◆ Brief: Present the following entries again, word for word and in full.
** start Data for this exercise **
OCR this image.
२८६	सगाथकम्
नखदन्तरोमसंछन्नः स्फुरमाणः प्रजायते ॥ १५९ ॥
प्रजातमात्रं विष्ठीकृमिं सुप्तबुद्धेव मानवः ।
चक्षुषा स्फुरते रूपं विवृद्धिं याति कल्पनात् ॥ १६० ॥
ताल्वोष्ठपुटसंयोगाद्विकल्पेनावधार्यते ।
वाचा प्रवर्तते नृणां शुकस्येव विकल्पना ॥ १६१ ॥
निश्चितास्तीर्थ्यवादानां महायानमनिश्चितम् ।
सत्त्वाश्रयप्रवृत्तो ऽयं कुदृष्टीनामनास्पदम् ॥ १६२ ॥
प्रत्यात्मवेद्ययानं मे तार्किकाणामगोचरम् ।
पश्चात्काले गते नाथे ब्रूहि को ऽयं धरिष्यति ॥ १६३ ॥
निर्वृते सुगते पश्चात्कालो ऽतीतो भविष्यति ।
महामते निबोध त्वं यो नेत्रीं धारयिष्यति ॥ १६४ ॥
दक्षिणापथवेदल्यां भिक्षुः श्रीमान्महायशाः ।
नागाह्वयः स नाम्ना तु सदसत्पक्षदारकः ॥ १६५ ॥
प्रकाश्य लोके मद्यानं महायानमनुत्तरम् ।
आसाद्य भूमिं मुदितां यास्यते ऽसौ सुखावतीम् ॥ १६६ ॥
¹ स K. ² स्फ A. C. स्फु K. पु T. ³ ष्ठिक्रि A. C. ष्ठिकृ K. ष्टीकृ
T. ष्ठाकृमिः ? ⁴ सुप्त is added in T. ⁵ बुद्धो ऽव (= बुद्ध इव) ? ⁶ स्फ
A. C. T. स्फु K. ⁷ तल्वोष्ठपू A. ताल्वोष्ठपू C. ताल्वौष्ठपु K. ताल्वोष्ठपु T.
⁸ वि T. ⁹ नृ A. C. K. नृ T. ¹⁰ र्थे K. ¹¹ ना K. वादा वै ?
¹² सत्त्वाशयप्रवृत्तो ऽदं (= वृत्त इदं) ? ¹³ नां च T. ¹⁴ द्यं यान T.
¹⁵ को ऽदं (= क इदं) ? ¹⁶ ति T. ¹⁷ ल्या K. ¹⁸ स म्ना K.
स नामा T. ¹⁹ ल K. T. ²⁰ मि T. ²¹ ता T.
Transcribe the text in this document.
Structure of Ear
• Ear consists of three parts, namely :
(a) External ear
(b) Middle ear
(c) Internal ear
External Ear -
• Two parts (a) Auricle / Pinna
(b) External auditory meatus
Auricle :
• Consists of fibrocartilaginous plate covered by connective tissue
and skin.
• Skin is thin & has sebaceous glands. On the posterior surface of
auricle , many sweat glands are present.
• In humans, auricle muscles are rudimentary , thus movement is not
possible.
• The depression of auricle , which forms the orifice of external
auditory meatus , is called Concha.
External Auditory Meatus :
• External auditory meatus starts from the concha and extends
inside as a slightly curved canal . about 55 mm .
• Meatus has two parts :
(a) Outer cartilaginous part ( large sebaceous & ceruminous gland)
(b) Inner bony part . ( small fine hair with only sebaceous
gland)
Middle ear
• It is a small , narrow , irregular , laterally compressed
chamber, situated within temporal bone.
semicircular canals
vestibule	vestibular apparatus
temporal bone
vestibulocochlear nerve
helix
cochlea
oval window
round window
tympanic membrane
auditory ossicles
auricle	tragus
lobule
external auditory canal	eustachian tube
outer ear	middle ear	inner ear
** end Data for this exercise **
◆ Finished exercise:
OCR this image.
२८६	सगाथकम्
नखदन्तरोमसंछन्नः स्फुरमाणः प्रजायते ॥ १५९ ॥
प्रजातमात्रं विष्ठीकृमिं सुप्तबुद्धेव मानवः ।
चक्षुषा स्फुरते रूपं विवृद्धिं याति कल्पनात् ॥ १६० ॥
ताल्वोष्ठपुटसंयोगाद्विकल्पेनावधार्यते ।
वाचा प्रवर्तते नृणां शुकस्येव विकल्पना ॥ १६१ ॥
निश्चितास्तीर्थ्यवादानां महायानमनिश्चितम् ।
सत्त्वाश्रयप्रवृत्तो ऽयं कुदृष्टीनामनास्पदम् ॥ १६२ ॥
प्रत्यात्मवेद्ययानं मे तार्किकाणामगोचरम् ।
पश्चात्काले गते नाथे ब्रूहि को ऽयं धरिष्यति ॥ १६३ ॥
निर्वृते सुगते पश्चात्कालो ऽतीतो भविष्यति ।
महामते निबोध त्वं यो नेत्रीं धारयिष्यति ॥ १६४ ॥
दक्षिणापथवेदल्यां भिक्षुः श्रीमान्महायशाः ।
नागाह्वयः स नाम्ना तु सदसत्पक्षदारकः ॥ १६५ ॥
प्रकाश्य लोके मद्यानं महायानमनुत्तरम् ।
आसाद्य भूमिं मुदितां यास्यते ऽसौ सुखावतीम् ॥ १६६ ॥
¹ स K. ² स्फ A. C. स्फु K. पु T. ³ ष्ठिक्रि A. C. ष्ठिकृ K. ष्टीकृ
T. ष्ठाकृमिः ? ⁴ सुप्त is added in T. ⁵ बुद्धो ऽव (= बुद्ध इव) ? ⁶ स्फ
A. C. T. स्फु K. ⁷ तल्वोष्ठपू A. ताल्वोष्ठपू C. ताल्वौष्ठपु K. ताल्वोष्ठपु T.
⁸ वि T. ⁹ नृ A. C. K. नृ T. ¹⁰ र्थे K. ¹¹ ना K. वादा वै ?
¹² सत्त्वाशयप्रवृत्तो ऽदं (= वृत्त इदं) ? ¹³ नां च T. ¹⁴ द्यं यान T.
¹⁵ को ऽदं (= क इदं) ? ¹⁶ ति T. ¹⁷ ल्या K. ¹⁸ स म्ना K.
स नामा T. ¹⁹ ल K. T. ²⁰ मि T. ²¹ ता T.
Transcribe the text in this document.
Structure of Ear
• Ear consists of three parts, namely :
(a) External ear
(b) Middle ear
(c) Internal ear
External Ear -
• Two parts (a) Auricle / Pinna
(b) External auditory meatus
Auricle :
• Consists of fibrocartilaginous plate covered by connective tissue
and skin.
• Skin is thin & has sebaceous glands. On the posterior surface of
auricle , many sweat glands are present.
• In humans, auricle muscles are rudimentary , thus movement is not
possible.
• The depression of auricle , which forms the orifice of external
auditory meatus , is called Concha.
External Auditory Meatus :
• External auditory meatus starts from the concha and extends
inside as a slightly curved canal . about 55 mm .
• Meatus has two parts :
(a) Outer cartilaginous part ( large sebaceous & ceruminous gland)
(b) Inner bony part . ( small fine hair with only sebaceous
gland)
Middle ear
• It is a small , narrow , irregular , laterally compressed
chamber, situated within temporal bone.
semicircular canals
vestibule	vestibular apparatus
temporal bone
vestibulocochlear nerve
helix
cochlea
oval window
round window
tympanic membrane
auditory ossicles
auricle	tragus
lobule
external auditory canal	eustachian tube
outer ear	middle ear	inner ear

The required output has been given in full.